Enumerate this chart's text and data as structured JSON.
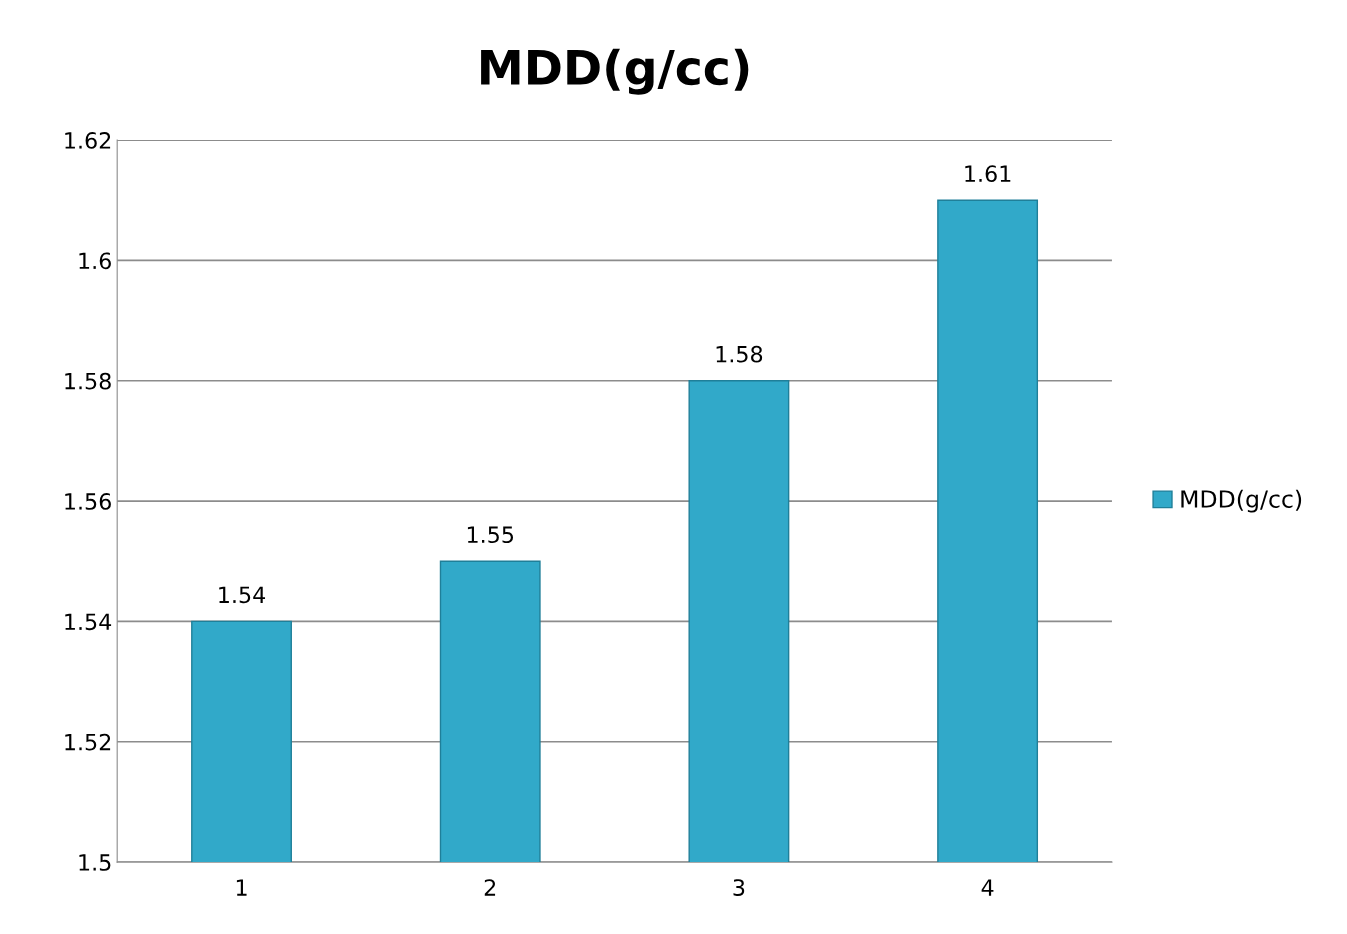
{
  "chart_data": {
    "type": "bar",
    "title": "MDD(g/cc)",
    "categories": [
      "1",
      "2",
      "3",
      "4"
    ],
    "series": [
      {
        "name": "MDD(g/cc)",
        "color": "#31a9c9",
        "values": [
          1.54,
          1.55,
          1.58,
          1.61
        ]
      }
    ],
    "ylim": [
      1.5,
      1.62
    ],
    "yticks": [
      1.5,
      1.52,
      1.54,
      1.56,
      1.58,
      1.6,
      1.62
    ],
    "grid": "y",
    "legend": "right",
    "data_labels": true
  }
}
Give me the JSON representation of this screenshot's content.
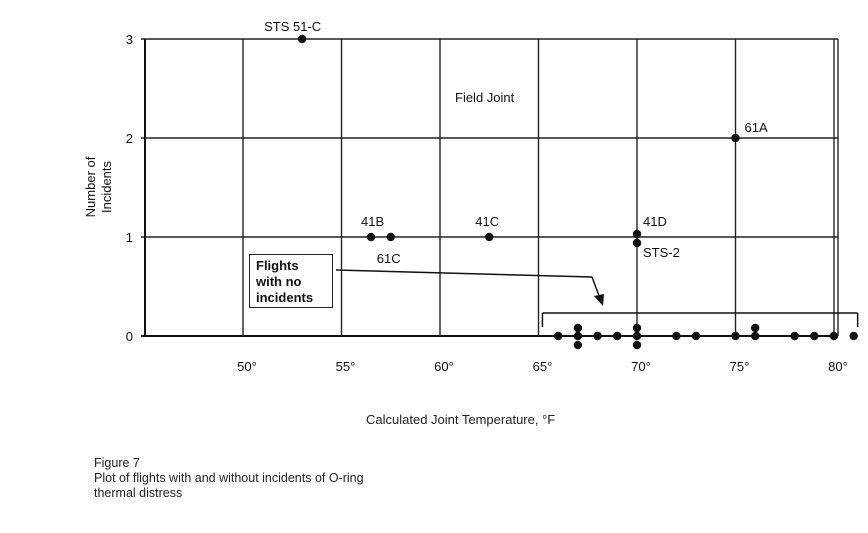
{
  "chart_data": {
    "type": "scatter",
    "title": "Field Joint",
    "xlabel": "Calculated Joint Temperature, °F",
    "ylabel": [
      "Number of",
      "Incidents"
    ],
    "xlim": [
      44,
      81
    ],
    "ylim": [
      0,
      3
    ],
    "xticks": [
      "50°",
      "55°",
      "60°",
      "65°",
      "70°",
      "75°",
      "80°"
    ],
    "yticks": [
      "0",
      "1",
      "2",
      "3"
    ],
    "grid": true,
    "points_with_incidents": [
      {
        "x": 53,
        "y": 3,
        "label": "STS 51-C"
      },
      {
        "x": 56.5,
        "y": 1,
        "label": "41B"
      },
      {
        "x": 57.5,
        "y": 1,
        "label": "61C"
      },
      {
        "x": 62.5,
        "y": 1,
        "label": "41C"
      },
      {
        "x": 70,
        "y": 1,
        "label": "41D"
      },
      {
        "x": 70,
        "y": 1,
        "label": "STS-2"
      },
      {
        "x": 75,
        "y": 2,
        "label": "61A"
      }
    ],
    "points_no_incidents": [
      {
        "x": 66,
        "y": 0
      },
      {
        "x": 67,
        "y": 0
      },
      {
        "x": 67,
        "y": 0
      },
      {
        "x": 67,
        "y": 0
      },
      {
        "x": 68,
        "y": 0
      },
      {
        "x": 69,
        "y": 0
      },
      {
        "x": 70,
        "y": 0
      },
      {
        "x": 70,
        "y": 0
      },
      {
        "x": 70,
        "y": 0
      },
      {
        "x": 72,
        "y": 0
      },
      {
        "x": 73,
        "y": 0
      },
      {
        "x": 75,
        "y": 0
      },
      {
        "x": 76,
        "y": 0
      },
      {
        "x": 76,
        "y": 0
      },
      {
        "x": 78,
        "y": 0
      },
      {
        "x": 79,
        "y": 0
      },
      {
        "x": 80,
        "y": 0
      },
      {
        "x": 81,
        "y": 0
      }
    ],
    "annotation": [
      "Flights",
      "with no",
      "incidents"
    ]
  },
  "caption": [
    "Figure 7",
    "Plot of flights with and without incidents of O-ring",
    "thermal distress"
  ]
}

◇ ◇ ◇ ◇ ◇ ◇ ◇

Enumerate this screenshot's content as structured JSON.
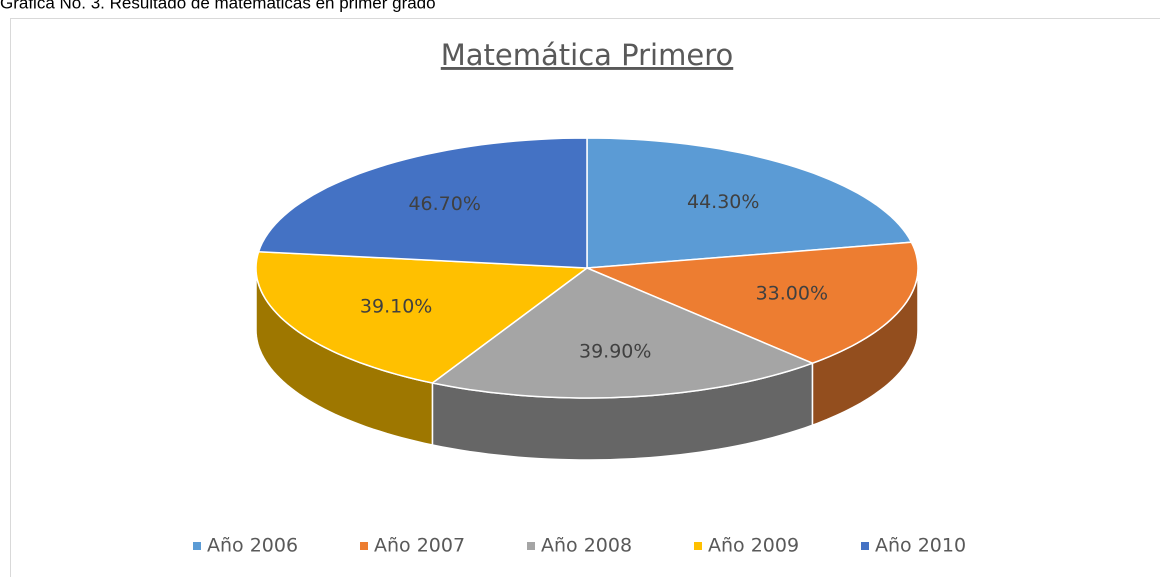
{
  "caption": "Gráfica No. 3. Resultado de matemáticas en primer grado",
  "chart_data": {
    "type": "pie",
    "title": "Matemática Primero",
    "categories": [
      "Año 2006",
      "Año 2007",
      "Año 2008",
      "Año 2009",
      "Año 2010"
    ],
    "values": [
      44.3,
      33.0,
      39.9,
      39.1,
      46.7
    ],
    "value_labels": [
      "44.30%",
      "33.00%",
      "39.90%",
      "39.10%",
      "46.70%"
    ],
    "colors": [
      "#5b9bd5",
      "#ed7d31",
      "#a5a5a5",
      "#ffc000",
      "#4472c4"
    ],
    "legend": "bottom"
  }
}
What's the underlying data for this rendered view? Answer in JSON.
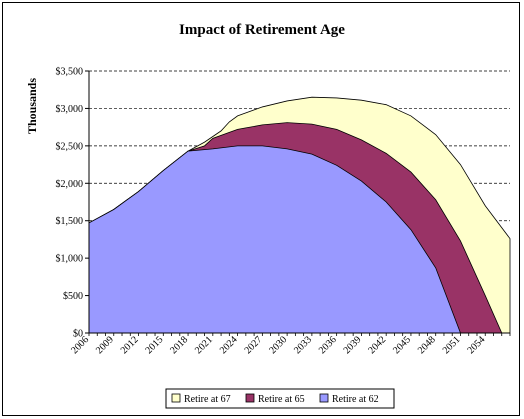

◇ ◇ ◇ ◇ ◇ ◇ ◇

- _PROBLEM DETAILS_
Copy the lines above exactly, starting with the line that contains "Enumerate this screenshot's" and ending with the line that contains "What's the underlying", and leave out any pictures.

- _OUTPUT_
Enumerate this screenshot's content as structured JSON.
{
  "caption": "Gráfica No. 3. Resultado de matemáticas en primer grado",
  "chart_data": {
    "type": "pie",
    "title": "Matemática Primero",
    "categories": [
      "Año 2006",
      "Año 2007",
      "Año 2008",
      "Año 2009",
      "Año 2010"
    ],
    "values": [
      44.3,
      33.0,
      39.9,
      39.1,
      46.7
    ],
    "value_labels": [
      "44.30%",
      "33.00%",
      "39.90%",
      "39.10%",
      "46.70%"
    ],
    "colors": [
      "#5b9bd5",
      "#ed7d31",
      "#a5a5a5",
      "#ffc000",
      "#4472c4"
    ],
    "legend": "bottom"
  }
}
What's the underlying data for this rendered view? Answer in JSON.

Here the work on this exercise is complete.